## Instructions to follow
Which lines run from the line with "Extract the structured" to the end of the entries? Write out exactly those, leaving out the pictures.

Begin Supplied information

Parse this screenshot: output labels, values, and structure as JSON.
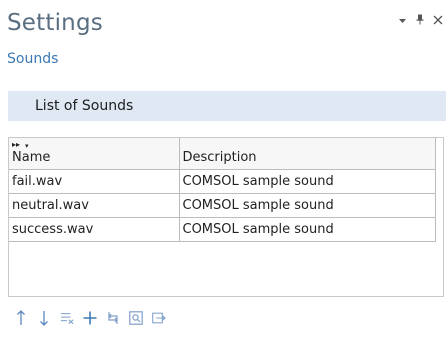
{
  "panel": {
    "title": "Settings",
    "subtitle": "Sounds"
  },
  "window_controls": {
    "dropdown_glyph": "▾",
    "pin_glyph": "⊥",
    "close_glyph": "×"
  },
  "section": {
    "title": "List of Sounds"
  },
  "table": {
    "columns": [
      "Name",
      "Description"
    ],
    "rows": [
      {
        "name": "fail.wav",
        "description": "COMSOL sample sound"
      },
      {
        "name": "neutral.wav",
        "description": "COMSOL sample sound"
      },
      {
        "name": "success.wav",
        "description": "COMSOL sample sound"
      }
    ]
  },
  "toolbar": {
    "icons": [
      "move-up-icon",
      "move-down-icon",
      "clear-table-icon",
      "add-icon",
      "replace-icon",
      "preview-icon",
      "import-icon"
    ]
  },
  "colors": {
    "title": "#5a6e82",
    "subtitle": "#3b79b5",
    "section_bg": "#dfe8f3",
    "icon_blue": "#4f86c6"
  }
}
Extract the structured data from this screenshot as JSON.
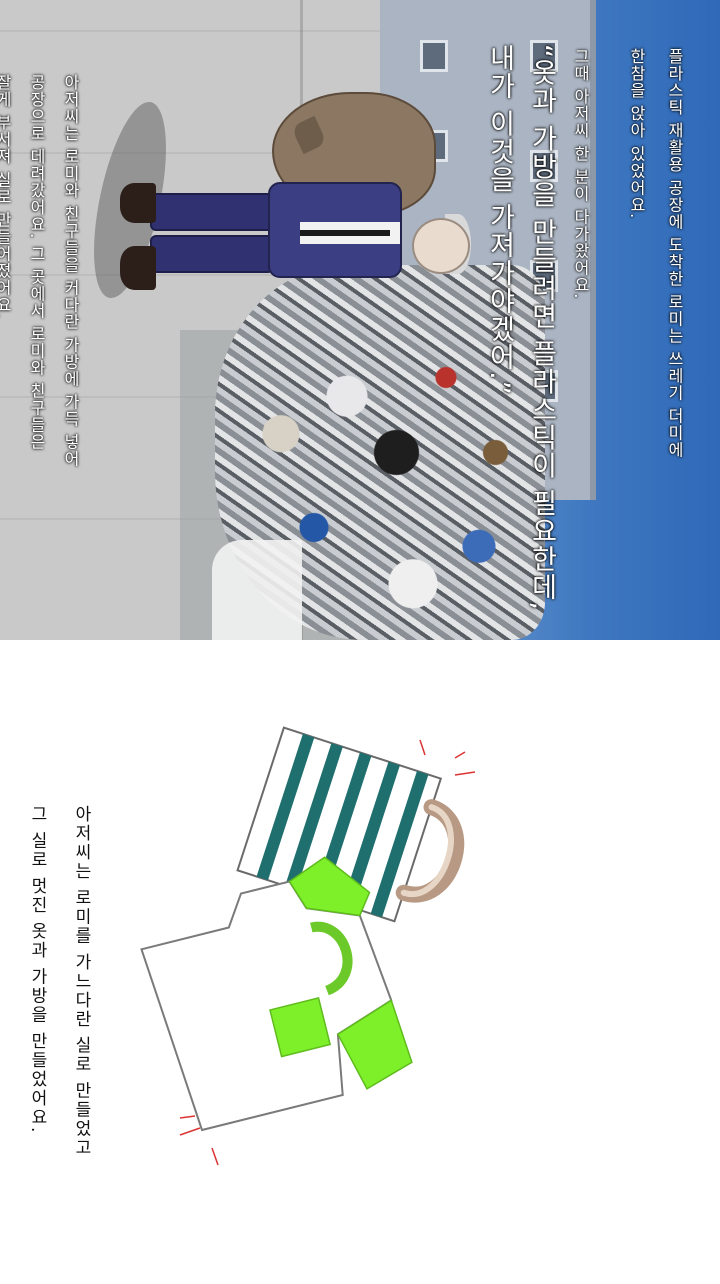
{
  "scene": {
    "lines": [
      "플라스틱 재활용 공장에 도착한 로미는 쓰레기 더미에",
      "한참을 앉아 있었어요.",
      "그때 아저씨 한 분이 다가왔어요.",
      "“옷과 가방을 만들려면 플라스틱이 필요한데,",
      "내가 이것을 가져가야겠어.”",
      "아저씨는 로미와 친구들을 커다란 가방에 가득 넣어",
      "공장으로 데려갔어요. 그 곳에서 로미와 친구들은",
      "잘게 부서져 실로 만들어졌어요."
    ]
  },
  "illustration": {
    "lines": [
      "아저씨는 로미를 가느다란 실로 만들었고",
      "그 실로 멋진 옷과 가방을 만들었어요."
    ]
  }
}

End Supplied information

## Finished answer
Extract the structured data from this screenshot as JSON.
{
  "scene": {
    "lines": [
      "플라스틱 재활용 공장에 도착한 로미는 쓰레기 더미에",
      "한참을 앉아 있었어요.",
      "그때 아저씨 한 분이 다가왔어요.",
      "“옷과 가방을 만들려면 플라스틱이 필요한데,",
      "내가 이것을 가져가야겠어.”",
      "아저씨는 로미와 친구들을 커다란 가방에 가득 넣어",
      "공장으로 데려갔어요. 그 곳에서 로미와 친구들은",
      "잘게 부서져 실로 만들어졌어요."
    ]
  },
  "illustration": {
    "lines": [
      "아저씨는 로미를 가느다란 실로 만들었고",
      "그 실로 멋진 옷과 가방을 만들었어요."
    ]
  }
}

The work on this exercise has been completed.